Stored data
● ● ● ● ● ● ●

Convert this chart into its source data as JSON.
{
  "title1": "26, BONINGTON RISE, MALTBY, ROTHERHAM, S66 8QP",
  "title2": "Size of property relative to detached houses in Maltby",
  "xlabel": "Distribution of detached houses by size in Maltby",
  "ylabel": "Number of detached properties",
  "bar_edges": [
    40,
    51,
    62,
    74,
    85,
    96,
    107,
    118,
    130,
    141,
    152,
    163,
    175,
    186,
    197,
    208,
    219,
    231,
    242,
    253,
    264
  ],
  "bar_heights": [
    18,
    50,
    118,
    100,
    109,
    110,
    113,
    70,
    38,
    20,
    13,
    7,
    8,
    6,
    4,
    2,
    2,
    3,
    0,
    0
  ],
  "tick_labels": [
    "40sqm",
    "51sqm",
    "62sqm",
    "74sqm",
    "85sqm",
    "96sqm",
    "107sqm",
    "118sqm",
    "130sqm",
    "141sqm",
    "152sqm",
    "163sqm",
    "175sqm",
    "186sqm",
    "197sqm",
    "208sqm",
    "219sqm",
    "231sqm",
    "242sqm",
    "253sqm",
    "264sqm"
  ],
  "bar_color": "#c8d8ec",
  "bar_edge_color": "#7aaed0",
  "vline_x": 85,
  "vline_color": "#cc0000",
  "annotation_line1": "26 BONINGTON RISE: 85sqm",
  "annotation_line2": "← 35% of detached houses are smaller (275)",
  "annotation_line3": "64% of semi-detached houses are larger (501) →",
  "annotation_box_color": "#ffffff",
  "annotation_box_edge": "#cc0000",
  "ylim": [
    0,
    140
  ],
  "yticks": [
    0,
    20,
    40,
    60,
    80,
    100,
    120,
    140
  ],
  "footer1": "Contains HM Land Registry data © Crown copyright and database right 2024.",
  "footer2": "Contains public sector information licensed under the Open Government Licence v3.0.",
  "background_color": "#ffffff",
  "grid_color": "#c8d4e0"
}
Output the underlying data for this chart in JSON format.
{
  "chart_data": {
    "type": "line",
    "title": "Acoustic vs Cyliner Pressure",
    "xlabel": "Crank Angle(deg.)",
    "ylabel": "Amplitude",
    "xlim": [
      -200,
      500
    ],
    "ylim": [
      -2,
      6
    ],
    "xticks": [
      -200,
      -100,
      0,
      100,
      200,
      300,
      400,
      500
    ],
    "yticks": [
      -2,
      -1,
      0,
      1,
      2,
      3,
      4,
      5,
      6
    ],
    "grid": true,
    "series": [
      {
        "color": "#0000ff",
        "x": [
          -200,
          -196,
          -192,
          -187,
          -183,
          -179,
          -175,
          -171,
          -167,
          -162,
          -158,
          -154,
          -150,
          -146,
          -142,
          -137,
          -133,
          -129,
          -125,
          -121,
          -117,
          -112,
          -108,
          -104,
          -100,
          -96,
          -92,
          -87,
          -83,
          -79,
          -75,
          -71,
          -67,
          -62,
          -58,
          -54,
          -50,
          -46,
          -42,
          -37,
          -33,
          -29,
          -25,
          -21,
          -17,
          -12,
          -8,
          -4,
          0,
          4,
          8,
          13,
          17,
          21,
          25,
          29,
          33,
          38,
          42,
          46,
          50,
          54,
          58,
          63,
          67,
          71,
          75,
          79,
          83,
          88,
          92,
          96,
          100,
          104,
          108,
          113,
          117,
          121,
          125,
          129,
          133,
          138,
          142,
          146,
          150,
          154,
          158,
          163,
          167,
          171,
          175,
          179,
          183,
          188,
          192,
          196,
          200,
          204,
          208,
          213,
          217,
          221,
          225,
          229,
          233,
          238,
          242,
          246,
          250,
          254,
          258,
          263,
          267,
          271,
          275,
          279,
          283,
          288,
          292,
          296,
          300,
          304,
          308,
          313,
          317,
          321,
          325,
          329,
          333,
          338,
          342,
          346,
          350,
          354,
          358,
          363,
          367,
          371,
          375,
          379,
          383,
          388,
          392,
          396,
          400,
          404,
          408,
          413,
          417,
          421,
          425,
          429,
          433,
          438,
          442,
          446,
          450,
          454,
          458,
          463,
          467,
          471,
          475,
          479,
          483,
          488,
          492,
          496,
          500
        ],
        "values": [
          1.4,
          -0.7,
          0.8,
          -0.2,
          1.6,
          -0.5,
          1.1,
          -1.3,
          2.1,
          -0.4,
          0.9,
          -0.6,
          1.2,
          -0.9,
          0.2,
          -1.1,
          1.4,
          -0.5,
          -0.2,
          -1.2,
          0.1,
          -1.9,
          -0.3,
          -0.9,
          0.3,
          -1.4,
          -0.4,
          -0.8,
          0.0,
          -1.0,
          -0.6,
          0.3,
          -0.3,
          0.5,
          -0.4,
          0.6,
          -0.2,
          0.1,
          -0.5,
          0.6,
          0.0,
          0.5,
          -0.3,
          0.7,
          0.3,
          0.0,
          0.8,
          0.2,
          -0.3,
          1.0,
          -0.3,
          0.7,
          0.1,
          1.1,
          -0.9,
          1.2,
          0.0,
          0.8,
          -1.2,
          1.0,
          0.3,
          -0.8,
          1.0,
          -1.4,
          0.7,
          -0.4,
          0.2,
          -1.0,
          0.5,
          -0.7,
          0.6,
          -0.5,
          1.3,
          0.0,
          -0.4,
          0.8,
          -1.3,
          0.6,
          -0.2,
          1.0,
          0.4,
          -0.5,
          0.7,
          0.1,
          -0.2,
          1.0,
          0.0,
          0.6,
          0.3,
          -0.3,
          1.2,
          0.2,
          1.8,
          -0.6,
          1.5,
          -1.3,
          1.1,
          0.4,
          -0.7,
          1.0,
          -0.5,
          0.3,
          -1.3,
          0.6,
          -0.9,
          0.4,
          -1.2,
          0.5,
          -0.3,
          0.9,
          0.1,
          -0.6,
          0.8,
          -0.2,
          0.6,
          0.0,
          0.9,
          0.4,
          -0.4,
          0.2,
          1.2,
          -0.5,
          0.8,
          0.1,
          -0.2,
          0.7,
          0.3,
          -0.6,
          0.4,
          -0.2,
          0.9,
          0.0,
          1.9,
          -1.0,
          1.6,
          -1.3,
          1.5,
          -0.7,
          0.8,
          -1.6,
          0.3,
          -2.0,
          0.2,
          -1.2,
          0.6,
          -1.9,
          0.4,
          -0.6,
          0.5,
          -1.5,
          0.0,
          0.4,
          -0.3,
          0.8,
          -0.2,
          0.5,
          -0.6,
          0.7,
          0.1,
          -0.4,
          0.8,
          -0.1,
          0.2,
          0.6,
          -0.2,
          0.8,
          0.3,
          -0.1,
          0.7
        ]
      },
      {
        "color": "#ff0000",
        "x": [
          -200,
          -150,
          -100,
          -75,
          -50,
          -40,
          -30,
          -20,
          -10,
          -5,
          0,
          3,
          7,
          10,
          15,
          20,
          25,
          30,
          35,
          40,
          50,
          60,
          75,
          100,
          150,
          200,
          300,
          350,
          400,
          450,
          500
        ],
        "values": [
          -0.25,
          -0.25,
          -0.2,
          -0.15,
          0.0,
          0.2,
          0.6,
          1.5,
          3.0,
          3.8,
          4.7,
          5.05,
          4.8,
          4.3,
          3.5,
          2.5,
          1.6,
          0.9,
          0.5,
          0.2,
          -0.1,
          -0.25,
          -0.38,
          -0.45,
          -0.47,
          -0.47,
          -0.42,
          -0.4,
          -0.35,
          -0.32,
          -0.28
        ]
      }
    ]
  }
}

● ● ● ● ● ● ●

__Task to carry out__. Make an exact copy of the data above.

__Finished exercise__.
Convert this chart into its source data as JSON.
{
  "title1": "26, BONINGTON RISE, MALTBY, ROTHERHAM, S66 8QP",
  "title2": "Size of property relative to detached houses in Maltby",
  "xlabel": "Distribution of detached houses by size in Maltby",
  "ylabel": "Number of detached properties",
  "bar_edges": [
    40,
    51,
    62,
    74,
    85,
    96,
    107,
    118,
    130,
    141,
    152,
    163,
    175,
    186,
    197,
    208,
    219,
    231,
    242,
    253,
    264
  ],
  "bar_heights": [
    18,
    50,
    118,
    100,
    109,
    110,
    113,
    70,
    38,
    20,
    13,
    7,
    8,
    6,
    4,
    2,
    2,
    3,
    0,
    0
  ],
  "tick_labels": [
    "40sqm",
    "51sqm",
    "62sqm",
    "74sqm",
    "85sqm",
    "96sqm",
    "107sqm",
    "118sqm",
    "130sqm",
    "141sqm",
    "152sqm",
    "163sqm",
    "175sqm",
    "186sqm",
    "197sqm",
    "208sqm",
    "219sqm",
    "231sqm",
    "242sqm",
    "253sqm",
    "264sqm"
  ],
  "bar_color": "#c8d8ec",
  "bar_edge_color": "#7aaed0",
  "vline_x": 85,
  "vline_color": "#cc0000",
  "annotation_line1": "26 BONINGTON RISE: 85sqm",
  "annotation_line2": "← 35% of detached houses are smaller (275)",
  "annotation_line3": "64% of semi-detached houses are larger (501) →",
  "annotation_box_color": "#ffffff",
  "annotation_box_edge": "#cc0000",
  "ylim": [
    0,
    140
  ],
  "yticks": [
    0,
    20,
    40,
    60,
    80,
    100,
    120,
    140
  ],
  "footer1": "Contains HM Land Registry data © Crown copyright and database right 2024.",
  "footer2": "Contains public sector information licensed under the Open Government Licence v3.0.",
  "background_color": "#ffffff",
  "grid_color": "#c8d4e0"
}
Output the underlying data for this chart in JSON format.
{
  "chart_data": {
    "type": "line",
    "title": "Acoustic vs Cyliner Pressure",
    "xlabel": "Crank Angle(deg.)",
    "ylabel": "Amplitude",
    "xlim": [
      -200,
      500
    ],
    "ylim": [
      -2,
      6
    ],
    "xticks": [
      -200,
      -100,
      0,
      100,
      200,
      300,
      400,
      500
    ],
    "yticks": [
      -2,
      -1,
      0,
      1,
      2,
      3,
      4,
      5,
      6
    ],
    "grid": true,
    "series": [
      {
        "color": "#0000ff",
        "x": [
          -200,
          -196,
          -192,
          -187,
          -183,
          -179,
          -175,
          -171,
          -167,
          -162,
          -158,
          -154,
          -150,
          -146,
          -142,
          -137,
          -133,
          -129,
          -125,
          -121,
          -117,
          -112,
          -108,
          -104,
          -100,
          -96,
          -92,
          -87,
          -83,
          -79,
          -75,
          -71,
          -67,
          -62,
          -58,
          -54,
          -50,
          -46,
          -42,
          -37,
          -33,
          -29,
          -25,
          -21,
          -17,
          -12,
          -8,
          -4,
          0,
          4,
          8,
          13,
          17,
          21,
          25,
          29,
          33,
          38,
          42,
          46,
          50,
          54,
          58,
          63,
          67,
          71,
          75,
          79,
          83,
          88,
          92,
          96,
          100,
          104,
          108,
          113,
          117,
          121,
          125,
          129,
          133,
          138,
          142,
          146,
          150,
          154,
          158,
          163,
          167,
          171,
          175,
          179,
          183,
          188,
          192,
          196,
          200,
          204,
          208,
          213,
          217,
          221,
          225,
          229,
          233,
          238,
          242,
          246,
          250,
          254,
          258,
          263,
          267,
          271,
          275,
          279,
          283,
          288,
          292,
          296,
          300,
          304,
          308,
          313,
          317,
          321,
          325,
          329,
          333,
          338,
          342,
          346,
          350,
          354,
          358,
          363,
          367,
          371,
          375,
          379,
          383,
          388,
          392,
          396,
          400,
          404,
          408,
          413,
          417,
          421,
          425,
          429,
          433,
          438,
          442,
          446,
          450,
          454,
          458,
          463,
          467,
          471,
          475,
          479,
          483,
          488,
          492,
          496,
          500
        ],
        "values": [
          1.4,
          -0.7,
          0.8,
          -0.2,
          1.6,
          -0.5,
          1.1,
          -1.3,
          2.1,
          -0.4,
          0.9,
          -0.6,
          1.2,
          -0.9,
          0.2,
          -1.1,
          1.4,
          -0.5,
          -0.2,
          -1.2,
          0.1,
          -1.9,
          -0.3,
          -0.9,
          0.3,
          -1.4,
          -0.4,
          -0.8,
          0.0,
          -1.0,
          -0.6,
          0.3,
          -0.3,
          0.5,
          -0.4,
          0.6,
          -0.2,
          0.1,
          -0.5,
          0.6,
          0.0,
          0.5,
          -0.3,
          0.7,
          0.3,
          0.0,
          0.8,
          0.2,
          -0.3,
          1.0,
          -0.3,
          0.7,
          0.1,
          1.1,
          -0.9,
          1.2,
          0.0,
          0.8,
          -1.2,
          1.0,
          0.3,
          -0.8,
          1.0,
          -1.4,
          0.7,
          -0.4,
          0.2,
          -1.0,
          0.5,
          -0.7,
          0.6,
          -0.5,
          1.3,
          0.0,
          -0.4,
          0.8,
          -1.3,
          0.6,
          -0.2,
          1.0,
          0.4,
          -0.5,
          0.7,
          0.1,
          -0.2,
          1.0,
          0.0,
          0.6,
          0.3,
          -0.3,
          1.2,
          0.2,
          1.8,
          -0.6,
          1.5,
          -1.3,
          1.1,
          0.4,
          -0.7,
          1.0,
          -0.5,
          0.3,
          -1.3,
          0.6,
          -0.9,
          0.4,
          -1.2,
          0.5,
          -0.3,
          0.9,
          0.1,
          -0.6,
          0.8,
          -0.2,
          0.6,
          0.0,
          0.9,
          0.4,
          -0.4,
          0.2,
          1.2,
          -0.5,
          0.8,
          0.1,
          -0.2,
          0.7,
          0.3,
          -0.6,
          0.4,
          -0.2,
          0.9,
          0.0,
          1.9,
          -1.0,
          1.6,
          -1.3,
          1.5,
          -0.7,
          0.8,
          -1.6,
          0.3,
          -2.0,
          0.2,
          -1.2,
          0.6,
          -1.9,
          0.4,
          -0.6,
          0.5,
          -1.5,
          0.0,
          0.4,
          -0.3,
          0.8,
          -0.2,
          0.5,
          -0.6,
          0.7,
          0.1,
          -0.4,
          0.8,
          -0.1,
          0.2,
          0.6,
          -0.2,
          0.8,
          0.3,
          -0.1,
          0.7
        ]
      },
      {
        "color": "#ff0000",
        "x": [
          -200,
          -150,
          -100,
          -75,
          -50,
          -40,
          -30,
          -20,
          -10,
          -5,
          0,
          3,
          7,
          10,
          15,
          20,
          25,
          30,
          35,
          40,
          50,
          60,
          75,
          100,
          150,
          200,
          300,
          350,
          400,
          450,
          500
        ],
        "values": [
          -0.25,
          -0.25,
          -0.2,
          -0.15,
          0.0,
          0.2,
          0.6,
          1.5,
          3.0,
          3.8,
          4.7,
          5.05,
          4.8,
          4.3,
          3.5,
          2.5,
          1.6,
          0.9,
          0.5,
          0.2,
          -0.1,
          -0.25,
          -0.38,
          -0.45,
          -0.47,
          -0.47,
          -0.42,
          -0.4,
          -0.35,
          -0.32,
          -0.28
        ]
      }
    ]
  }
}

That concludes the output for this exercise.